Stated problem: From the entries below, list each line with "document".

— Start of Excerpted records —

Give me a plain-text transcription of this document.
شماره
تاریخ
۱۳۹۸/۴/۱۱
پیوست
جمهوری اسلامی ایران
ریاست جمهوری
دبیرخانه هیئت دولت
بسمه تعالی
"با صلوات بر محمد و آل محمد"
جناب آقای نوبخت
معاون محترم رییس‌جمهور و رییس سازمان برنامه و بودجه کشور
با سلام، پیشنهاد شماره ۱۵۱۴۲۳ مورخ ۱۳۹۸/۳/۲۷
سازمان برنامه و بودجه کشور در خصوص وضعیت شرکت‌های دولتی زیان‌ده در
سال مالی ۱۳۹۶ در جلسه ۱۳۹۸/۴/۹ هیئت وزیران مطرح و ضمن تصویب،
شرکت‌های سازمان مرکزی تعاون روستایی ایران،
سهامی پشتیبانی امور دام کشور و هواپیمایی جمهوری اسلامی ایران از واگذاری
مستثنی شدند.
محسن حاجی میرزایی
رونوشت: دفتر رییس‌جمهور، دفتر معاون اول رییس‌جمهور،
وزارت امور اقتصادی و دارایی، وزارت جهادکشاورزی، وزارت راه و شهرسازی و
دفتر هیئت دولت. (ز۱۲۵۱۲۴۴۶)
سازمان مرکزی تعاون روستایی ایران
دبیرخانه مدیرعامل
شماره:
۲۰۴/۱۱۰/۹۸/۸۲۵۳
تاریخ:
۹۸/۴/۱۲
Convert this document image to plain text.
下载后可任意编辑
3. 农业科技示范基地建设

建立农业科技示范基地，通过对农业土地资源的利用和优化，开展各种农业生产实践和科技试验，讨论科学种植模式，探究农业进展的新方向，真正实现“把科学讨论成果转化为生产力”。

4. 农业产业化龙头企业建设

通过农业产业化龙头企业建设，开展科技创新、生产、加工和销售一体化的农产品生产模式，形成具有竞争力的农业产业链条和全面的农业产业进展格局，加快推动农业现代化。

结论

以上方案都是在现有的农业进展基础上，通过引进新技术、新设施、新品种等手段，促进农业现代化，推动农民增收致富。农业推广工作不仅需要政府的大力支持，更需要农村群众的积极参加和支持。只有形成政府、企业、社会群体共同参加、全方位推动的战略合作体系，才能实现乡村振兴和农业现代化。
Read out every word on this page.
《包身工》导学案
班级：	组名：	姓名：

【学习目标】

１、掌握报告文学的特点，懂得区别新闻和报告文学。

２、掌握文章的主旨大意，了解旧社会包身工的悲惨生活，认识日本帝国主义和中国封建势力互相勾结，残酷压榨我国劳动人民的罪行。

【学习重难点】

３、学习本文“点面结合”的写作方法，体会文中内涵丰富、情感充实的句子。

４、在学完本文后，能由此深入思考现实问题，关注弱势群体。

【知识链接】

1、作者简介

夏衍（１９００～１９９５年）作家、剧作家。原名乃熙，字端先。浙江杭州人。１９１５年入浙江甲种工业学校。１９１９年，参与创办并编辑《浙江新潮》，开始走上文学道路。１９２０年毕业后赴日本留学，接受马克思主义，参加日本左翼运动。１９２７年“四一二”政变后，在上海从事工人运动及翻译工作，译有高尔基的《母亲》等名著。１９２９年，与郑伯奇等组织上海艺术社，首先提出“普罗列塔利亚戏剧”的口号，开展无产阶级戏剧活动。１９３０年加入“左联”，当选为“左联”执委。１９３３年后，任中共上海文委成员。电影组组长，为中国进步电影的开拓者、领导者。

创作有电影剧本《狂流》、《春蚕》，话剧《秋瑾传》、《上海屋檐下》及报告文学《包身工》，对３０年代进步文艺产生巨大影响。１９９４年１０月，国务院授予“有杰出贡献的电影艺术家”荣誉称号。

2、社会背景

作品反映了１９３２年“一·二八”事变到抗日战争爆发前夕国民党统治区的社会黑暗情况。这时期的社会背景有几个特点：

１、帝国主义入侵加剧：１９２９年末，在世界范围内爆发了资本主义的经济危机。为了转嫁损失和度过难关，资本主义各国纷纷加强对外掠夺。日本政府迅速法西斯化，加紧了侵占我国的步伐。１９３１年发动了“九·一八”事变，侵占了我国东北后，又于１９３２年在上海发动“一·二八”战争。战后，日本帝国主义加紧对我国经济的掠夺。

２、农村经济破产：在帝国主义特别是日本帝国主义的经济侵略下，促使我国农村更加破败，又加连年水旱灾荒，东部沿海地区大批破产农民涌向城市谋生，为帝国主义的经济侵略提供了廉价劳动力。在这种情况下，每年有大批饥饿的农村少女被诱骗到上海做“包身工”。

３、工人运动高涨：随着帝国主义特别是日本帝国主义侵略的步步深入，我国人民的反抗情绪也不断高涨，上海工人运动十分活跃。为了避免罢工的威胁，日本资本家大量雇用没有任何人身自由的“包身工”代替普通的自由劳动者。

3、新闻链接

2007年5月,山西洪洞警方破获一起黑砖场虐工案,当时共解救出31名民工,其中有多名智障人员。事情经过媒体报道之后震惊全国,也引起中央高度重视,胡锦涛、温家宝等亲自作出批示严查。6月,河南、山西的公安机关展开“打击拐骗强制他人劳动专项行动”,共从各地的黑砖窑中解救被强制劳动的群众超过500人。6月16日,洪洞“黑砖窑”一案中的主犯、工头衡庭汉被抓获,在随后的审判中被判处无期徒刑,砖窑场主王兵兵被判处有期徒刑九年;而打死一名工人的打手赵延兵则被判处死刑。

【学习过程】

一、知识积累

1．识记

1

— End of Excerpted records —

Task output:
Give me a plain-text transcription of this document.
Convert this document image to plain text.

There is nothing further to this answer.